Copy out each line below that has the word "this" in it.

(Items listed in a dataset)
* * *

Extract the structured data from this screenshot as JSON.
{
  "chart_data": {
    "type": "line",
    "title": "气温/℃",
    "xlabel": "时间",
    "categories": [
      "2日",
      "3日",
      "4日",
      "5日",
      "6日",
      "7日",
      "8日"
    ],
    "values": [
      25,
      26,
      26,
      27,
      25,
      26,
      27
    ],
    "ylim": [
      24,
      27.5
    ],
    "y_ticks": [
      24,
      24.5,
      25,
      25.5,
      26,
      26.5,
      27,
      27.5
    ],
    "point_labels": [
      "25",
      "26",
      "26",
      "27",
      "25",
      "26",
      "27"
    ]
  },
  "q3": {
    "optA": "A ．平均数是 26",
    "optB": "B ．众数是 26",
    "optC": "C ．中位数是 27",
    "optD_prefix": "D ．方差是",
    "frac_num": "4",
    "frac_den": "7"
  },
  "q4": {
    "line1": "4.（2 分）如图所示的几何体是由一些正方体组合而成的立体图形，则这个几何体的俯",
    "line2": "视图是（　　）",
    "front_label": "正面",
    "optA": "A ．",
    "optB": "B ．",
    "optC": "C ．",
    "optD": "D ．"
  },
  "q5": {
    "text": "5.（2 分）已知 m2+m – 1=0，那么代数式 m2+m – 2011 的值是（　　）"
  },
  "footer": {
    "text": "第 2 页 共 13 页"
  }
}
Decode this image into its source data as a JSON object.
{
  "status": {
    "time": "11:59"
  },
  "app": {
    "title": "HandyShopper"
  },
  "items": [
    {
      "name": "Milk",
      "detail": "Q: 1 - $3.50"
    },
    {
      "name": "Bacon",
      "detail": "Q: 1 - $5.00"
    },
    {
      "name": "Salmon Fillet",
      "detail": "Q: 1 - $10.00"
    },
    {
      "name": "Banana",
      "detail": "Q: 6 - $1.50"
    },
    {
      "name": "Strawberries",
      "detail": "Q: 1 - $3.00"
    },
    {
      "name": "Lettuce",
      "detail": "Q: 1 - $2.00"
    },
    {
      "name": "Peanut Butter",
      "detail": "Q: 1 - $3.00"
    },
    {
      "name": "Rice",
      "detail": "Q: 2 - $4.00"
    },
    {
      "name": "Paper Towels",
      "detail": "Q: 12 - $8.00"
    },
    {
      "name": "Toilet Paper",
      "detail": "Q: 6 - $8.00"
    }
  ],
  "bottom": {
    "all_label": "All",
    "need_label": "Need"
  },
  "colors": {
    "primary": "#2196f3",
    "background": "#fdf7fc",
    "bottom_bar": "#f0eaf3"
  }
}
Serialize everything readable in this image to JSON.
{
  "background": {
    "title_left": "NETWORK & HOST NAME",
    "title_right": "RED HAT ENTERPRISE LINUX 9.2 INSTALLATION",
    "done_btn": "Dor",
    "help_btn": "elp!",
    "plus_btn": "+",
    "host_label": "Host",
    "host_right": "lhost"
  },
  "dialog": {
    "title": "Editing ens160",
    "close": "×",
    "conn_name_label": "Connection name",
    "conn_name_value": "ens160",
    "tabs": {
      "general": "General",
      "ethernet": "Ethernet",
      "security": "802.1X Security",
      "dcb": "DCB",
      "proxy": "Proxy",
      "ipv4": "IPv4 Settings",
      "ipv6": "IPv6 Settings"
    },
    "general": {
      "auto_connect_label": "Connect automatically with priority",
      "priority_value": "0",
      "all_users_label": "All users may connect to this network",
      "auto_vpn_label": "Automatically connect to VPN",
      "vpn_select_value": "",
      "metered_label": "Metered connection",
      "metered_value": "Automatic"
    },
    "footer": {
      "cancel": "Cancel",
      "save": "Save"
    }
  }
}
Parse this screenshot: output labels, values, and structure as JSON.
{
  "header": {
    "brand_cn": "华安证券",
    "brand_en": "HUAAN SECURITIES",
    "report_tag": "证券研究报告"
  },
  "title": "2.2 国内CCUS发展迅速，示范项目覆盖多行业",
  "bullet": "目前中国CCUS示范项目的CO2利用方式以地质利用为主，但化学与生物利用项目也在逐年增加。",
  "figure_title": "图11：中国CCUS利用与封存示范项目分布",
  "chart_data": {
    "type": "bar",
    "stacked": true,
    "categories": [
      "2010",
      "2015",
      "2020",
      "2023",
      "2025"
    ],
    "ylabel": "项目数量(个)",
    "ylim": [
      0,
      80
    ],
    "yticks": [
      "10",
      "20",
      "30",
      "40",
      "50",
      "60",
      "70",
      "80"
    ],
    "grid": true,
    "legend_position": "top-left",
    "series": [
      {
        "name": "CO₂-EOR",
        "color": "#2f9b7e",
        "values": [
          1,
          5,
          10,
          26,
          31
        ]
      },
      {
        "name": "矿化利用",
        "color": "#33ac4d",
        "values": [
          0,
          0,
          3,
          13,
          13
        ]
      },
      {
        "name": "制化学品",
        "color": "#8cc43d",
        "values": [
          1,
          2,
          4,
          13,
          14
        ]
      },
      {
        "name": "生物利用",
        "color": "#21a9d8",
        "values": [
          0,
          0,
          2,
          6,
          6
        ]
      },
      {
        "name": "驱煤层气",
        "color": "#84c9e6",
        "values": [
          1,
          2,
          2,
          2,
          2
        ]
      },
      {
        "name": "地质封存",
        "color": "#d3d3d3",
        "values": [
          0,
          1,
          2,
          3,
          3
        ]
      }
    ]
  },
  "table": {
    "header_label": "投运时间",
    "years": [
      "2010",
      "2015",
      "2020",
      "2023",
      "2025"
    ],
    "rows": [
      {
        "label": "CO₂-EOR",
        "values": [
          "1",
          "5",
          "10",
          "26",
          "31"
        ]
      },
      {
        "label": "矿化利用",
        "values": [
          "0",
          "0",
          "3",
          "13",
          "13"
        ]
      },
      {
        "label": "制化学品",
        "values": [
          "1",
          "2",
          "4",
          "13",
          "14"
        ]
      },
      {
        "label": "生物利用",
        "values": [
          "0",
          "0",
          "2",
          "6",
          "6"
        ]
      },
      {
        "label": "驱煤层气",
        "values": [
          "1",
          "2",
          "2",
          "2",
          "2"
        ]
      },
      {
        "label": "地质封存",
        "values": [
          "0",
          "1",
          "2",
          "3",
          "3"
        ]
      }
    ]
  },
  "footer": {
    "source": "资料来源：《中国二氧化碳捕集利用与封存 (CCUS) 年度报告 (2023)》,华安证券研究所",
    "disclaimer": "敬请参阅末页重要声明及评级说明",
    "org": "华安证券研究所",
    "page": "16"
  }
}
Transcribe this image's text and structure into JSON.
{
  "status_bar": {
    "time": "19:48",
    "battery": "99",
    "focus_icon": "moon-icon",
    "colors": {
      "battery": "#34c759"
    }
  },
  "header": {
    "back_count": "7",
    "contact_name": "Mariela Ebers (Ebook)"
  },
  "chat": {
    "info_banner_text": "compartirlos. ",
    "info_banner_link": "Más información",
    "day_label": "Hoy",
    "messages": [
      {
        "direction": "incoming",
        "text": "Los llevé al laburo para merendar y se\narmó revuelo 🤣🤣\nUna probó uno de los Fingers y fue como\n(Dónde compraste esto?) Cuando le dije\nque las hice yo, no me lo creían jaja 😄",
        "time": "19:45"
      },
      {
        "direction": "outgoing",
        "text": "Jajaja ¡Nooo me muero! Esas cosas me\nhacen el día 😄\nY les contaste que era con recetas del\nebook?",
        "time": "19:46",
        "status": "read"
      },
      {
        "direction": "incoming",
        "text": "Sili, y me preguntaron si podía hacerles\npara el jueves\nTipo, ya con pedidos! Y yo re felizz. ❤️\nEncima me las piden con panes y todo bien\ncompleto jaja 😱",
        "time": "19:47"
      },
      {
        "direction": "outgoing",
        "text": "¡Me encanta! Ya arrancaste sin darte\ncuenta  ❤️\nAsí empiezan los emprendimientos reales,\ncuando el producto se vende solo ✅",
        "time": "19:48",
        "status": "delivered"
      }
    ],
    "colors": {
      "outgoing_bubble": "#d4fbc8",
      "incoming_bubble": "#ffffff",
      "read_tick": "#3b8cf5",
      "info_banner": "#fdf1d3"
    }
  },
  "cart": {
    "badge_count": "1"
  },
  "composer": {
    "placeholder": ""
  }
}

* * *

> _ANSWER TO THE PROBLEM_
Extract the structured data from this screenshot as JSON.
Decode this image into its source data as a JSON object.
Serialize everything readable in this image to JSON.
      "all_users_label": "All users may connect to this network",
Parse this screenshot: output labels, values, and structure as JSON.
Transcribe this image's text and structure into JSON.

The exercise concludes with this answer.